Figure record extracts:

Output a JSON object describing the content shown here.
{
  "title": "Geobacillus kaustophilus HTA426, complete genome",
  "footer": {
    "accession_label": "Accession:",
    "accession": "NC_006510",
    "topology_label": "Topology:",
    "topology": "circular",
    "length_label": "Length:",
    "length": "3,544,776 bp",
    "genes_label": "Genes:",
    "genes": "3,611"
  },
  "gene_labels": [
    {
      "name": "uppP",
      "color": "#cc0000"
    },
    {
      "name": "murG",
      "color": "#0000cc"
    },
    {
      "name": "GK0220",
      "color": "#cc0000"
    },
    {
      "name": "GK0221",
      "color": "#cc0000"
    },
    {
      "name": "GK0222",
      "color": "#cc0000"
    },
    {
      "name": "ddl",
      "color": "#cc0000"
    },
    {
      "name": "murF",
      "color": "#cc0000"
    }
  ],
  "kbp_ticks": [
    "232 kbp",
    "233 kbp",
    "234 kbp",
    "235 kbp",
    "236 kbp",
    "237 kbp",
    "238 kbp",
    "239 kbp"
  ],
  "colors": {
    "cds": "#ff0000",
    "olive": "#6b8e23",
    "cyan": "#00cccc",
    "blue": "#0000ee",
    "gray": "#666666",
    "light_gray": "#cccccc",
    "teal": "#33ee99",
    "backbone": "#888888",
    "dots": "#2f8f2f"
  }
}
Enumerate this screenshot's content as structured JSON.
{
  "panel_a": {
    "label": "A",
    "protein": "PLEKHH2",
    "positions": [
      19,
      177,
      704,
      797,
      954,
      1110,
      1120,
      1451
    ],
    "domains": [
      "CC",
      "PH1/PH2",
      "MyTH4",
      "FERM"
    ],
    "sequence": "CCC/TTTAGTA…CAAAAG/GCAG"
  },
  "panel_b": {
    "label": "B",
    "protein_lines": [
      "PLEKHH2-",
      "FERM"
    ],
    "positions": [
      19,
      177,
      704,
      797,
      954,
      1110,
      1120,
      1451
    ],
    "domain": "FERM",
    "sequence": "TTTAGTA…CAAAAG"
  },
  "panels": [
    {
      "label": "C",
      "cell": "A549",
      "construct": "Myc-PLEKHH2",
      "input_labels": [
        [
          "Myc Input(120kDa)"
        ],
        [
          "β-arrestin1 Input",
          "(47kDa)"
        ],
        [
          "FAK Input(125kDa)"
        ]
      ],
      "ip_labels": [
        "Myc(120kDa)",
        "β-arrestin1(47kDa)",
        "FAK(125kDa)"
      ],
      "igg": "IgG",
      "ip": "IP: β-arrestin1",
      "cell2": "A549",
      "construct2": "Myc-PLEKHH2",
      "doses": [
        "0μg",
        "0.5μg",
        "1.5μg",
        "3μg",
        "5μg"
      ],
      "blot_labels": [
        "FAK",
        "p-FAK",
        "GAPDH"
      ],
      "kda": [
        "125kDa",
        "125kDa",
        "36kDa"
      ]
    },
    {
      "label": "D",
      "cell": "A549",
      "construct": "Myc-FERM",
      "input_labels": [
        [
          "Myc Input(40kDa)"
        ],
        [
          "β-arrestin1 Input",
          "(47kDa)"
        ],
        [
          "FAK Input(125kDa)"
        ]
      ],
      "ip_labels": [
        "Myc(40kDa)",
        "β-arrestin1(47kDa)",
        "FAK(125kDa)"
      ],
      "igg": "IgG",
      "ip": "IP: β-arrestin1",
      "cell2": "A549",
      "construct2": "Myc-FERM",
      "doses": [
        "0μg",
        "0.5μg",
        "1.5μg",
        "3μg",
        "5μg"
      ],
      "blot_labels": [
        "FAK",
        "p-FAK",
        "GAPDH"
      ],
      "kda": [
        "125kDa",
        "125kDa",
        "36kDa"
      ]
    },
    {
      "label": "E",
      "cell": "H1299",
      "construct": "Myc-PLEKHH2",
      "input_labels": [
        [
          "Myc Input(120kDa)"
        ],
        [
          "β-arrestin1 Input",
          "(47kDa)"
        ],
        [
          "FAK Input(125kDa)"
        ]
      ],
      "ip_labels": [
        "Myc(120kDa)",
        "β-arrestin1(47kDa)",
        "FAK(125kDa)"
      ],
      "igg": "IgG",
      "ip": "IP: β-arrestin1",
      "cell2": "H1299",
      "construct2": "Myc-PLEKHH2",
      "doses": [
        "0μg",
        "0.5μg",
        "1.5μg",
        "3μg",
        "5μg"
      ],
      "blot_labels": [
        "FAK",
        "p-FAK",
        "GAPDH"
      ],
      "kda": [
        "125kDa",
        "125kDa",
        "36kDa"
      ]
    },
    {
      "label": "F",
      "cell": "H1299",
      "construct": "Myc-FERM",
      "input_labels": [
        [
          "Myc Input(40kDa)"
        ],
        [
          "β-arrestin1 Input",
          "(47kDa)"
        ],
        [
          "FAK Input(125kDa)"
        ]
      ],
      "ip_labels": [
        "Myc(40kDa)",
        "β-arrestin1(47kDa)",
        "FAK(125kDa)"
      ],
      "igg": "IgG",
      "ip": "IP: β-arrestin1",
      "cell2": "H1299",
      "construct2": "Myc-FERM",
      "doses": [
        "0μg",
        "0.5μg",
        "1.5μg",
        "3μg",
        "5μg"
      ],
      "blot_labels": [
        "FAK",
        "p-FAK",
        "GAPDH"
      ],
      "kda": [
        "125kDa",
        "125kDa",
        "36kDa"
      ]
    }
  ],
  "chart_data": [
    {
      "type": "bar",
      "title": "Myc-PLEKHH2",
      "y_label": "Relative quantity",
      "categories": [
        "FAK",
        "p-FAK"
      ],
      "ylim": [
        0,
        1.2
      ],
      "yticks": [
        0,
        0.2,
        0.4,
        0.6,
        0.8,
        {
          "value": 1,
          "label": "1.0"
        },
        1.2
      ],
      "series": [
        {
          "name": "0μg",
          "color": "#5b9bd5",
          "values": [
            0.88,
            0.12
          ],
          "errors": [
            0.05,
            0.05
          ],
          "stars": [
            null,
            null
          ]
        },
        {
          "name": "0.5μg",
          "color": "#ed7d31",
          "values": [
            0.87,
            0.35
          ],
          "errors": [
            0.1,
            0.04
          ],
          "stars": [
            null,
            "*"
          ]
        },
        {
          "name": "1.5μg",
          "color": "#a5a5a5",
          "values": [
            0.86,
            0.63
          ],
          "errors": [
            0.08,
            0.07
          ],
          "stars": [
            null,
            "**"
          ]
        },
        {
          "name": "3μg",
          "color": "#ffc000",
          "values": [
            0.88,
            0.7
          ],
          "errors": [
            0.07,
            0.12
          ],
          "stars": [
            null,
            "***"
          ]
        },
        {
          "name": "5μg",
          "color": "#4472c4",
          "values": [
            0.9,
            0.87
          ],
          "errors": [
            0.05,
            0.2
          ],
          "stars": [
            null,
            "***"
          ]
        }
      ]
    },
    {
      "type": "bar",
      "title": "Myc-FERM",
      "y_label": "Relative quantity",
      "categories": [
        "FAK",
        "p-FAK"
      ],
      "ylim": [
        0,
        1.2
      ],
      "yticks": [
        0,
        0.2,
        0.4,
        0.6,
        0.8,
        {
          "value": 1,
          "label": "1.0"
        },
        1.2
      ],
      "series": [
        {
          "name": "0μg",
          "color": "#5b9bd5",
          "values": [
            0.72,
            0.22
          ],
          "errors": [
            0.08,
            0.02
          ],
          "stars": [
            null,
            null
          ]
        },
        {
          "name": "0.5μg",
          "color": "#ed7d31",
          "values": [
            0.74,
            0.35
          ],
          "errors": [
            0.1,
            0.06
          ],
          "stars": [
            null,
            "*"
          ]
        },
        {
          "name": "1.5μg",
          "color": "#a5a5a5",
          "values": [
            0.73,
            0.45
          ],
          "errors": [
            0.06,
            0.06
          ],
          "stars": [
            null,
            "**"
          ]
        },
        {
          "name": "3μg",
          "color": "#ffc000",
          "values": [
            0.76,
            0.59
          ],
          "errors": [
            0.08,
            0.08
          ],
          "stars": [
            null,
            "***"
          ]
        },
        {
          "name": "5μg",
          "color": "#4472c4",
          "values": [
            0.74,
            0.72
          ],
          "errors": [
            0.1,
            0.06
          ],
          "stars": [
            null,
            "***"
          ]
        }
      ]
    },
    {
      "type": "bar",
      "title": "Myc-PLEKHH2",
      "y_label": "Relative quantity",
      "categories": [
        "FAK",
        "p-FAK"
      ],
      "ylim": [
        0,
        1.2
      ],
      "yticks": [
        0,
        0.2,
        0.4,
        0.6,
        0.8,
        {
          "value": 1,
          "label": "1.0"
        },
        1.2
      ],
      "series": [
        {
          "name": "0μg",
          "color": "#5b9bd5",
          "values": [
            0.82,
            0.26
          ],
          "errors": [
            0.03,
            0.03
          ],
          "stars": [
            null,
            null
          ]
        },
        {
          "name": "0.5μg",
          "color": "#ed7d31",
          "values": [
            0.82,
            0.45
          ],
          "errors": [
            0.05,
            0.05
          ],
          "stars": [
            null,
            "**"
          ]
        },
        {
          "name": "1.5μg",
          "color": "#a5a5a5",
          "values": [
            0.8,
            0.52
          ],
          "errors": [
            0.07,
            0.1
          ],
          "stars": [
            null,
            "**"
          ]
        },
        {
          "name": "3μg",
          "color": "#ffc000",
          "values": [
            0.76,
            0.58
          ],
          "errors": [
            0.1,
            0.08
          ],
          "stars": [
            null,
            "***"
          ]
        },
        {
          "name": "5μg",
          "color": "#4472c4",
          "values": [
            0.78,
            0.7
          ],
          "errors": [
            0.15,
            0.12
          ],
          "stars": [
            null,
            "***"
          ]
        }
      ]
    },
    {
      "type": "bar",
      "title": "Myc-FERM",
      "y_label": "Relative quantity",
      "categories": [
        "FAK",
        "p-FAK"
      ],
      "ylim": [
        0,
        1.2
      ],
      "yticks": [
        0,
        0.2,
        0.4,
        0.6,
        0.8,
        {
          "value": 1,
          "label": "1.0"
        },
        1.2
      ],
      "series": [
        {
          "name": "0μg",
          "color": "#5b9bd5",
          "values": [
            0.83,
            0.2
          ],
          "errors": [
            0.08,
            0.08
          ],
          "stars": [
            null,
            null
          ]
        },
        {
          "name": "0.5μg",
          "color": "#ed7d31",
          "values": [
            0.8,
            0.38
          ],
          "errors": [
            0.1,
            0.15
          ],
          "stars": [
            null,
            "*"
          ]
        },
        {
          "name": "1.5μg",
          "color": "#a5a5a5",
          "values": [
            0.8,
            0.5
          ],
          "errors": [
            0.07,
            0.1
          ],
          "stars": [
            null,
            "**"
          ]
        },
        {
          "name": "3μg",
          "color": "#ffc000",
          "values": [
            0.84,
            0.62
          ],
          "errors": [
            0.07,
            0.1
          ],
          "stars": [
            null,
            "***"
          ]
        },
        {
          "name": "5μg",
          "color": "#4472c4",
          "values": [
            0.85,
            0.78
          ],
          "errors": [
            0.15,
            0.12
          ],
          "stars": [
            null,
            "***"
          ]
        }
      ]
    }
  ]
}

— Work instructions —
The answer must consist solely of the number of lines in the entries that contain the word "JSON".

— Written solution —
2